This behaviour is essential for building almost any program.
Example: a program outputting the double of the last number forever, or until the cell value limit is reached:
INCR 0 1;
WHNE 0 0 [
OUT 0;
COPY 0 2 3;
ADDP 0 2;
ADDP 0 3;
];
Now, most basm professionals don't want you to know this... but it's acceptable for the two output addresses of COPY to be the same.
Doing so will copy the value of the cell twice in the same place, practically doubling it.
Although I know it is safe in this circumstance to have two address arguments with the same value due to the fact that I kinda made the language,
this is not a safe bet to take on ANY OTHER instruction! (pretty cool though)
ADDP (Add in Place)
Arguments
| Name | Type | Description |
|---|---|---|
| addr1 | number | cell to be added toaddr2, output is stored here |
| addr2 | number | cell to be added toaddr1 |
You might be surprised to see ADDP in this list, after all it's an addition operation,
how complicated can it be?

§ **Required work**
1: List every distinct instruction name used in the example program of the basm passage.
2: Carry on the basm passage from its final sentence.

§ **Data to examine**

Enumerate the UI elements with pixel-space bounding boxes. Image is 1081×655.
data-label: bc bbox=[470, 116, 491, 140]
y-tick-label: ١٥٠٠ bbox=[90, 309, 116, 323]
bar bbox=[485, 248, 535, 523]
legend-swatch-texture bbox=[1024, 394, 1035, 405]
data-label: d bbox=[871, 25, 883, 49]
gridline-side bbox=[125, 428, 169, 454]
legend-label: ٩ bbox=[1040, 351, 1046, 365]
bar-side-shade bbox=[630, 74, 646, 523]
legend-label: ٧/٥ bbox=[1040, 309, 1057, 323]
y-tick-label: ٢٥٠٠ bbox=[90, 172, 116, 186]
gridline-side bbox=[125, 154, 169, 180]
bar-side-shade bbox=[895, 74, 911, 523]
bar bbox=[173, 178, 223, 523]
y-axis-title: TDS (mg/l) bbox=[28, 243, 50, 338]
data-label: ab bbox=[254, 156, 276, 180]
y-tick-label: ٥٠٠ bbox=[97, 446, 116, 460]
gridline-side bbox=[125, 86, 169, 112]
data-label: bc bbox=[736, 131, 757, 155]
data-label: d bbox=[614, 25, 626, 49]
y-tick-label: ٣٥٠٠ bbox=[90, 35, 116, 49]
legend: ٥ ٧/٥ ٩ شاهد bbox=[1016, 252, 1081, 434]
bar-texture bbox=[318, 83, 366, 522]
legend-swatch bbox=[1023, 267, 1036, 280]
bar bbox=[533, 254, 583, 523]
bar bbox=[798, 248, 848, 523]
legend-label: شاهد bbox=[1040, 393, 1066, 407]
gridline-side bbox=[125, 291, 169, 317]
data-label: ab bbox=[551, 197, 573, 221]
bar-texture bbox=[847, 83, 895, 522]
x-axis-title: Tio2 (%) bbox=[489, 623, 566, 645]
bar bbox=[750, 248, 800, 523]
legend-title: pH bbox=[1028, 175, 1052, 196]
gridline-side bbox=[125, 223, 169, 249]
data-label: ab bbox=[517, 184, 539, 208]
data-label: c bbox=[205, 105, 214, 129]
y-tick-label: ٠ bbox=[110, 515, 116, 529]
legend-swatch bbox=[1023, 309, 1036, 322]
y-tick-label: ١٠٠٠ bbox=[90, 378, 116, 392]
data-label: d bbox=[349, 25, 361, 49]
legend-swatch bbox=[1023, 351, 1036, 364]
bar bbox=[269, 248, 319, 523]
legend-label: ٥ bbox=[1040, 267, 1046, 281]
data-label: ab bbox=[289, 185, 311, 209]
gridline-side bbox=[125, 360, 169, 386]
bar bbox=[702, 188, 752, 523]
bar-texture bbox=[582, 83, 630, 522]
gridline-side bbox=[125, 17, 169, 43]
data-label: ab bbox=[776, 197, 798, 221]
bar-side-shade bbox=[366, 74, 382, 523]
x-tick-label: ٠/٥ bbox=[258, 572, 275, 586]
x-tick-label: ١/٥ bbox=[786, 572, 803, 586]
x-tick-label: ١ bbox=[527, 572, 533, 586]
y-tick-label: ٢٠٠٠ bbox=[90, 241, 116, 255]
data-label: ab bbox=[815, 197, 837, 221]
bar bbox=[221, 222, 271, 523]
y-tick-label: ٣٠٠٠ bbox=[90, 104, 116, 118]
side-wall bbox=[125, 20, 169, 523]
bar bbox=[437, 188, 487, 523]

§ **Results for each task**
1: INCR, WHNE, OUT, COPY, ADDP

2:
Welp, not all that much, but it still does have a property which is not reflected by its name.
That being the ability to act as a move instruction.
As long as the value at addr1 is 0,
calling ADDP will simply move the contents of the cell at addr2 to addr1.
This is because x + 0 = x, or in layman's terms: adding something to nothing will just return the initial something.
And, since we happen to return that "initial something" to somewhere different from where we took it from, we effectively moved that "something".
So, we can giveADDPa little pet name likeMOVE as it really serves as so sometimes.
Example: I want to copy the value of cell 0 to cell 1 without consuming it
INCR 0 42;
// reminder that we can't copy to 0 directly as that would make two pointers alias,
// which in turn would cause an infinite loop
// (no, the doubling trick with COPY was not about that)
COPY 0 1 2;
// we "move" 2 -> 0
ADDP 0 2;
RAW
Arguments
| Name | Type | Description |
|---|---|---|
| str | string | a string to be included in the transpiled code at the appropriate location |
RAW is a bit of a special case in that it can do the job of all the other instructions.
If I truly wanted to reduce the instruction set to the maximum there would be one instruction
and it would be this.
Now, including a string in the compiled output does not seem like it would be able to do much at first.
Like, ok, we can put comments in the output?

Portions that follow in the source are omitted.